Data entries
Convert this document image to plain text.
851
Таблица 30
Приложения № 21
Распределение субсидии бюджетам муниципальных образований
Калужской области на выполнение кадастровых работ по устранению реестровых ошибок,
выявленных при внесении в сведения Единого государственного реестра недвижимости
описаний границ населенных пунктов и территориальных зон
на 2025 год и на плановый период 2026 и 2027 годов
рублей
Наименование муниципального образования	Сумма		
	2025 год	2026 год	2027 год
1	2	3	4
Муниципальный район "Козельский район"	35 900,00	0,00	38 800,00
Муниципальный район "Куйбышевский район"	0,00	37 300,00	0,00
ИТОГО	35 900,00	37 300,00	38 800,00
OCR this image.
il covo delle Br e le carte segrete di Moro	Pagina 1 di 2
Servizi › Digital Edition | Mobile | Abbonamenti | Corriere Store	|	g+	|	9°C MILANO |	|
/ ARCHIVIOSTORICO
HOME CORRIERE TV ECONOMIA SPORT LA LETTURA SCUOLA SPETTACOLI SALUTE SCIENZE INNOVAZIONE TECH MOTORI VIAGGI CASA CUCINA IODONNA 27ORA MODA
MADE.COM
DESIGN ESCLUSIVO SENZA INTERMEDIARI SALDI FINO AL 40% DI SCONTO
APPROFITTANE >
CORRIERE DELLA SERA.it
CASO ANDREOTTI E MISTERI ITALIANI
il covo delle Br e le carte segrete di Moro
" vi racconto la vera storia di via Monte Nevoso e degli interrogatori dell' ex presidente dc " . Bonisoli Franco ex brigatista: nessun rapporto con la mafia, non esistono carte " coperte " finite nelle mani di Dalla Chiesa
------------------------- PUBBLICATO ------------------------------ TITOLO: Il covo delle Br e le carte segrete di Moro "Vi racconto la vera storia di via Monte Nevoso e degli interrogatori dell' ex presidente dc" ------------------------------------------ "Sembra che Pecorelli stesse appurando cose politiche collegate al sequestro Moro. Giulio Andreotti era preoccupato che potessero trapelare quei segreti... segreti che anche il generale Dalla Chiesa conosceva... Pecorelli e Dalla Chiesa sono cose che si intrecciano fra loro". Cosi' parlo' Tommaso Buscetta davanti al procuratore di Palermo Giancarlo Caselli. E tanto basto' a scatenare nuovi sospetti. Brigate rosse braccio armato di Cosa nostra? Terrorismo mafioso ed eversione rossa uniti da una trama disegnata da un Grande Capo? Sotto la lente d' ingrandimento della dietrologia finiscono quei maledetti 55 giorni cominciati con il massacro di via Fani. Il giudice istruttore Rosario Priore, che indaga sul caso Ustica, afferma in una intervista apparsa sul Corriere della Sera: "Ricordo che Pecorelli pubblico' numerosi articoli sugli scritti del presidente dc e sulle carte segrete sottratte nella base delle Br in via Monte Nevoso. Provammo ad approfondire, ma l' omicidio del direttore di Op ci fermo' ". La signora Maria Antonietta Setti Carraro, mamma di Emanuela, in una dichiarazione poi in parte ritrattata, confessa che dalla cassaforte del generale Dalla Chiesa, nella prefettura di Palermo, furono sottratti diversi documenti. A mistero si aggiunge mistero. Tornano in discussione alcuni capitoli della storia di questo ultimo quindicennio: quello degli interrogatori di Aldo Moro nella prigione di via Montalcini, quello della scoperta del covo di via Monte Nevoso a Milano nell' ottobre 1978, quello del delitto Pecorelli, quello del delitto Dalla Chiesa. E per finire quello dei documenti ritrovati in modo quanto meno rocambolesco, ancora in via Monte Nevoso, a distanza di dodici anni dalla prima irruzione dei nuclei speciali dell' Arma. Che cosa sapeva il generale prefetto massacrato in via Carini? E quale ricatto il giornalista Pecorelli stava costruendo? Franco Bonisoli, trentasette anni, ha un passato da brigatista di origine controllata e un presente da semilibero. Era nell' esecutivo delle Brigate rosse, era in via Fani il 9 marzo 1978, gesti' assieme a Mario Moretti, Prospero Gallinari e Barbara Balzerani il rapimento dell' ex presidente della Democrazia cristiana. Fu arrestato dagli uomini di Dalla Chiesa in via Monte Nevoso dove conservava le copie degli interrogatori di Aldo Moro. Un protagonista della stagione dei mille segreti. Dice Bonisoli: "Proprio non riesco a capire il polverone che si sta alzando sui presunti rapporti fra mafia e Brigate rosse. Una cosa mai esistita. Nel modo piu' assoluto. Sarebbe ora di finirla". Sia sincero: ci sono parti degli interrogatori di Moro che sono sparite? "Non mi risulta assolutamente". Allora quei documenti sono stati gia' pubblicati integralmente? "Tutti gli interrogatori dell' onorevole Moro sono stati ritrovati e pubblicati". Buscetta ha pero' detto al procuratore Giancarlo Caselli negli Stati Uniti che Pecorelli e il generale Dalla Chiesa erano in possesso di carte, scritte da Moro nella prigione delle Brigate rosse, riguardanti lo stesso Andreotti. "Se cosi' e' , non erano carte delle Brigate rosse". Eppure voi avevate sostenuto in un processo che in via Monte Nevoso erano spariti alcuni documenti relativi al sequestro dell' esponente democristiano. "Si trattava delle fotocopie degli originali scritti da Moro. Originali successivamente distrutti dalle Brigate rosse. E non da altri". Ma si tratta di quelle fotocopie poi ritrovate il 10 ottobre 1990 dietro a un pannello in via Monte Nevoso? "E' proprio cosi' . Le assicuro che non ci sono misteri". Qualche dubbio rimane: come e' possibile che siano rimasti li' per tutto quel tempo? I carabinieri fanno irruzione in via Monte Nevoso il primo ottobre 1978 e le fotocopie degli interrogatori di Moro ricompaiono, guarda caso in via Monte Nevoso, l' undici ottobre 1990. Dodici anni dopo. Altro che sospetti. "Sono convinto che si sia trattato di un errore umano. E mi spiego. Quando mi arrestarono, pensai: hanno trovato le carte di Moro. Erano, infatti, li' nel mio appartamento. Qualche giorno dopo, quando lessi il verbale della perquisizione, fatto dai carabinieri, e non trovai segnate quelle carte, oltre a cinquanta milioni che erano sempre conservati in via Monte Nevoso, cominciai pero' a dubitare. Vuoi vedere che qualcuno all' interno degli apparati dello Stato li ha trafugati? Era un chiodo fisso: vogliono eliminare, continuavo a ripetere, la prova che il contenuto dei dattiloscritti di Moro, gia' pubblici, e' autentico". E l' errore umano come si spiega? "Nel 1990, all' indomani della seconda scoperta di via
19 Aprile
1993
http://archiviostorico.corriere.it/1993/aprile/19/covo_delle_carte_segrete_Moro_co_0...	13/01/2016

#### What you will do:
Copy each line of the data exactly, leaving nothing out.

#### Response to this task:
Convert this document image to plain text.
851
Таблица 30
Приложения № 21
Распределение субсидии бюджетам муниципальных образований
Калужской области на выполнение кадастровых работ по устранению реестровых ошибок,
выявленных при внесении в сведения Единого государственного реестра недвижимости
описаний границ населенных пунктов и территориальных зон
на 2025 год и на плановый период 2026 и 2027 годов
рублей
Наименование муниципального образования	Сумма		
	2025 год	2026 год	2027 год
1	2	3	4
Муниципальный район "Козельский район"	35 900,00	0,00	38 800,00
Муниципальный район "Куйбышевский район"	0,00	37 300,00	0,00
ИТОГО	35 900,00	37 300,00	38 800,00
OCR this image.
il covo delle Br e le carte segrete di Moro	Pagina 1 di 2
Servizi › Digital Edition | Mobile | Abbonamenti | Corriere Store	|	g+	|	9°C MILANO |	|
/ ARCHIVIOSTORICO
HOME CORRIERE TV ECONOMIA SPORT LA LETTURA SCUOLA SPETTACOLI SALUTE SCIENZE INNOVAZIONE TECH MOTORI VIAGGI CASA CUCINA IODONNA 27ORA MODA
MADE.COM
DESIGN ESCLUSIVO SENZA INTERMEDIARI SALDI FINO AL 40% DI SCONTO
APPROFITTANE >
CORRIERE DELLA SERA.it
CASO ANDREOTTI E MISTERI ITALIANI
il covo delle Br e le carte segrete di Moro
" vi racconto la vera storia di via Monte Nevoso e degli interrogatori dell' ex presidente dc " . Bonisoli Franco ex brigatista: nessun rapporto con la mafia, non esistono carte " coperte " finite nelle mani di Dalla Chiesa
------------------------- PUBBLICATO ------------------------------ TITOLO: Il covo delle Br e le carte segrete di Moro "Vi racconto la vera storia di via Monte Nevoso e degli interrogatori dell' ex presidente dc" ------------------------------------------ "Sembra che Pecorelli stesse appurando cose politiche collegate al sequestro Moro. Giulio Andreotti era preoccupato che potessero trapelare quei segreti... segreti che anche il generale Dalla Chiesa conosceva... Pecorelli e Dalla Chiesa sono cose che si intrecciano fra loro". Cosi' parlo' Tommaso Buscetta davanti al procuratore di Palermo Giancarlo Caselli. E tanto basto' a scatenare nuovi sospetti. Brigate rosse braccio armato di Cosa nostra? Terrorismo mafioso ed eversione rossa uniti da una trama disegnata da un Grande Capo? Sotto la lente d' ingrandimento della dietrologia finiscono quei maledetti 55 giorni cominciati con il massacro di via Fani. Il giudice istruttore Rosario Priore, che indaga sul caso Ustica, afferma in una intervista apparsa sul Corriere della Sera: "Ricordo che Pecorelli pubblico' numerosi articoli sugli scritti del presidente dc e sulle carte segrete sottratte nella base delle Br in via Monte Nevoso. Provammo ad approfondire, ma l' omicidio del direttore di Op ci fermo' ". La signora Maria Antonietta Setti Carraro, mamma di Emanuela, in una dichiarazione poi in parte ritrattata, confessa che dalla cassaforte del generale Dalla Chiesa, nella prefettura di Palermo, furono sottratti diversi documenti. A mistero si aggiunge mistero. Tornano in discussione alcuni capitoli della storia di questo ultimo quindicennio: quello degli interrogatori di Aldo Moro nella prigione di via Montalcini, quello della scoperta del covo di via Monte Nevoso a Milano nell' ottobre 1978, quello del delitto Pecorelli, quello del delitto Dalla Chiesa. E per finire quello dei documenti ritrovati in modo quanto meno rocambolesco, ancora in via Monte Nevoso, a distanza di dodici anni dalla prima irruzione dei nuclei speciali dell' Arma. Che cosa sapeva il generale prefetto massacrato in via Carini? E quale ricatto il giornalista Pecorelli stava costruendo? Franco Bonisoli, trentasette anni, ha un passato da brigatista di origine controllata e un presente da semilibero. Era nell' esecutivo delle Brigate rosse, era in via Fani il 9 marzo 1978, gesti' assieme a Mario Moretti, Prospero Gallinari e Barbara Balzerani il rapimento dell' ex presidente della Democrazia cristiana. Fu arrestato dagli uomini di Dalla Chiesa in via Monte Nevoso dove conservava le copie degli interrogatori di Aldo Moro. Un protagonista della stagione dei mille segreti. Dice Bonisoli: "Proprio non riesco a capire il polverone che si sta alzando sui presunti rapporti fra mafia e Brigate rosse. Una cosa mai esistita. Nel modo piu' assoluto. Sarebbe ora di finirla". Sia sincero: ci sono parti degli interrogatori di Moro che sono sparite? "Non mi risulta assolutamente". Allora quei documenti sono stati gia' pubblicati integralmente? "Tutti gli interrogatori dell' onorevole Moro sono stati ritrovati e pubblicati". Buscetta ha pero' detto al procuratore Giancarlo Caselli negli Stati Uniti che Pecorelli e il generale Dalla Chiesa erano in possesso di carte, scritte da Moro nella prigione delle Brigate rosse, riguardanti lo stesso Andreotti. "Se cosi' e' , non erano carte delle Brigate rosse". Eppure voi avevate sostenuto in un processo che in via Monte Nevoso erano spariti alcuni documenti relativi al sequestro dell' esponente democristiano. "Si trattava delle fotocopie degli originali scritti da Moro. Originali successivamente distrutti dalle Brigate rosse. E non da altri". Ma si tratta di quelle fotocopie poi ritrovate il 10 ottobre 1990 dietro a un pannello in via Monte Nevoso? "E' proprio cosi' . Le assicuro che non ci sono misteri". Qualche dubbio rimane: come e' possibile che siano rimasti li' per tutto quel tempo? I carabinieri fanno irruzione in via Monte Nevoso il primo ottobre 1978 e le fotocopie degli interrogatori di Moro ricompaiono, guarda caso in via Monte Nevoso, l' undici ottobre 1990. Dodici anni dopo. Altro che sospetti. "Sono convinto che si sia trattato di un errore umano. E mi spiego. Quando mi arrestarono, pensai: hanno trovato le carte di Moro. Erano, infatti, li' nel mio appartamento. Qualche giorno dopo, quando lessi il verbale della perquisizione, fatto dai carabinieri, e non trovai segnate quelle carte, oltre a cinquanta milioni che erano sempre conservati in via Monte Nevoso, cominciai pero' a dubitare. Vuoi vedere che qualcuno all' interno degli apparati dello Stato li ha trafugati? Era un chiodo fisso: vogliono eliminare, continuavo a ripetere, la prova che il contenuto dei dattiloscritti di Moro, gia' pubblici, e' autentico". E l' errore umano come si spiega? "Nel 1990, all' indomani della seconda scoperta di via
19 Aprile
1993
http://archiviostorico.corriere.it/1993/aprile/19/covo_delle_carte_segrete_Moro_co_0...	13/01/2016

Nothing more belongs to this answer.